**EXERCISE TASK:** Extract the complete data exactly as given.

**DATA SUPPLIED:**
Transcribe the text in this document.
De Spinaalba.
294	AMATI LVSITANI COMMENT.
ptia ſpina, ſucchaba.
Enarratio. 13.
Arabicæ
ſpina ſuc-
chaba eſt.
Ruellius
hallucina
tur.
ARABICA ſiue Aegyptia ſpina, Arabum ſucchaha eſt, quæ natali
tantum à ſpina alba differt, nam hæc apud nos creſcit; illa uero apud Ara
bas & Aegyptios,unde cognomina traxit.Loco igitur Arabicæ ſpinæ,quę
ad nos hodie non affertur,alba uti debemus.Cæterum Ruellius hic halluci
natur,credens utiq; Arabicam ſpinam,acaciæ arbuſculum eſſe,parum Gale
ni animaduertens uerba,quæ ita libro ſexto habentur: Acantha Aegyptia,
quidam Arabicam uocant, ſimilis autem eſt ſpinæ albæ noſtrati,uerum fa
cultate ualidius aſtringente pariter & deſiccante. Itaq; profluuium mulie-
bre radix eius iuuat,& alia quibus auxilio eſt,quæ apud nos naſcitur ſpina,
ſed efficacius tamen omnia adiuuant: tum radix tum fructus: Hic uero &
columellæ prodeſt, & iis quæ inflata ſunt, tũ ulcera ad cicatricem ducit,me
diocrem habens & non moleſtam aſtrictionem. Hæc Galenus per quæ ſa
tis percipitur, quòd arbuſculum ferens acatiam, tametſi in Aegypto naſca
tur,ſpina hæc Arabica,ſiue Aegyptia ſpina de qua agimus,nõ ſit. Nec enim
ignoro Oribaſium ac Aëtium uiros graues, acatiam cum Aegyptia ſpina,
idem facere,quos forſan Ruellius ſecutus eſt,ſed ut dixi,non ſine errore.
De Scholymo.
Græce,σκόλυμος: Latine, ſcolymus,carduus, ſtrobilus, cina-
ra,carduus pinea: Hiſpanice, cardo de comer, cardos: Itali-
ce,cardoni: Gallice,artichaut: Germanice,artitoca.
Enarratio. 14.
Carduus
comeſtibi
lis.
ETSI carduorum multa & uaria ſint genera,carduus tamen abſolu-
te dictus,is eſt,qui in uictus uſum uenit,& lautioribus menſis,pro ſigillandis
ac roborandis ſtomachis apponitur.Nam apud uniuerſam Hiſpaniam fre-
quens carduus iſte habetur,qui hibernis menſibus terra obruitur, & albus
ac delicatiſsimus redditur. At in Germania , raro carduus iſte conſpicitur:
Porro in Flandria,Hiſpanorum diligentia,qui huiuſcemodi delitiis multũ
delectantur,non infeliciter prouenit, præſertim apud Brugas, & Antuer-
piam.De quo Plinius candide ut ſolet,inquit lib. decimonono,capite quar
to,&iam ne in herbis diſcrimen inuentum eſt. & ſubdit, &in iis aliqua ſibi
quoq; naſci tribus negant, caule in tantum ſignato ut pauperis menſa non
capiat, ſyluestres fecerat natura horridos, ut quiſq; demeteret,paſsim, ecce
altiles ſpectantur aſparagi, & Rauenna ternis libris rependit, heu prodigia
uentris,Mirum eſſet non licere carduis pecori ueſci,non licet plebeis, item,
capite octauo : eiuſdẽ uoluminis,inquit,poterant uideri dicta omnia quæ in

**TASK OUTPUT:**
Transcribe the text in this document.
De Spinaalba.
294	AMATI LVSITANI COMMENT.
ptia ſpina, ſucchaba.
Enarratio. 13.
Arabicæ
ſpina ſuc-
chaba eſt.
Ruellius
hallucina
tur.
ARABICA ſiue Aegyptia ſpina, Arabum ſucchaha eſt, quæ natali
tantum à ſpina alba differt, nam hæc apud nos creſcit; illa uero apud Ara
bas & Aegyptios,unde cognomina traxit.Loco igitur Arabicæ ſpinæ,quę
ad nos hodie non affertur,alba uti debemus.Cæterum Ruellius hic halluci
natur,credens utiq; Arabicam ſpinam,acaciæ arbuſculum eſſe,parum Gale
ni animaduertens uerba,quæ ita libro ſexto habentur: Acantha Aegyptia,
quidam Arabicam uocant, ſimilis autem eſt ſpinæ albæ noſtrati,uerum fa
cultate ualidius aſtringente pariter & deſiccante. Itaq; profluuium mulie-
bre radix eius iuuat,& alia quibus auxilio eſt,quæ apud nos naſcitur ſpina,
ſed efficacius tamen omnia adiuuant: tum radix tum fructus: Hic uero &
columellæ prodeſt, & iis quæ inflata ſunt, tũ ulcera ad cicatricem ducit,me
diocrem habens & non moleſtam aſtrictionem. Hæc Galenus per quæ ſa
tis percipitur, quòd arbuſculum ferens acatiam, tametſi in Aegypto naſca
tur,ſpina hæc Arabica,ſiue Aegyptia ſpina de qua agimus,nõ ſit. Nec enim
ignoro Oribaſium ac Aëtium uiros graues, acatiam cum Aegyptia ſpina,
idem facere,quos forſan Ruellius ſecutus eſt,ſed ut dixi,non ſine errore.
De Scholymo.
Græce,σκόλυμος: Latine, ſcolymus,carduus, ſtrobilus, cina-
ra,carduus pinea: Hiſpanice, cardo de comer, cardos: Itali-
ce,cardoni: Gallice,artichaut: Germanice,artitoca.
Enarratio. 14.
Carduus
comeſtibi
lis.
ETSI carduorum multa & uaria ſint genera,carduus tamen abſolu-
te dictus,is eſt,qui in uictus uſum uenit,& lautioribus menſis,pro ſigillandis
ac roborandis ſtomachis apponitur.Nam apud uniuerſam Hiſpaniam fre-
quens carduus iſte habetur,qui hibernis menſibus terra obruitur, & albus
ac delicatiſsimus redditur. At in Germania , raro carduus iſte conſpicitur:
Porro in Flandria,Hiſpanorum diligentia,qui huiuſcemodi delitiis multũ
delectantur,non infeliciter prouenit, præſertim apud Brugas, & Antuer-
piam.De quo Plinius candide ut ſolet,inquit lib. decimonono,capite quar
to,&iam ne in herbis diſcrimen inuentum eſt. & ſubdit, &in iis aliqua ſibi
quoq; naſci tribus negant, caule in tantum ſignato ut pauperis menſa non
capiat, ſyluestres fecerat natura horridos, ut quiſq; demeteret,paſsim, ecce
altiles ſpectantur aſparagi, & Rauenna ternis libris rependit, heu prodigia
uentris,Mirum eſſet non licere carduis pecori ueſci,non licet plebeis, item,
capite octauo : eiuſdẽ uoluminis,inquit,poterant uideri dicta omnia quæ in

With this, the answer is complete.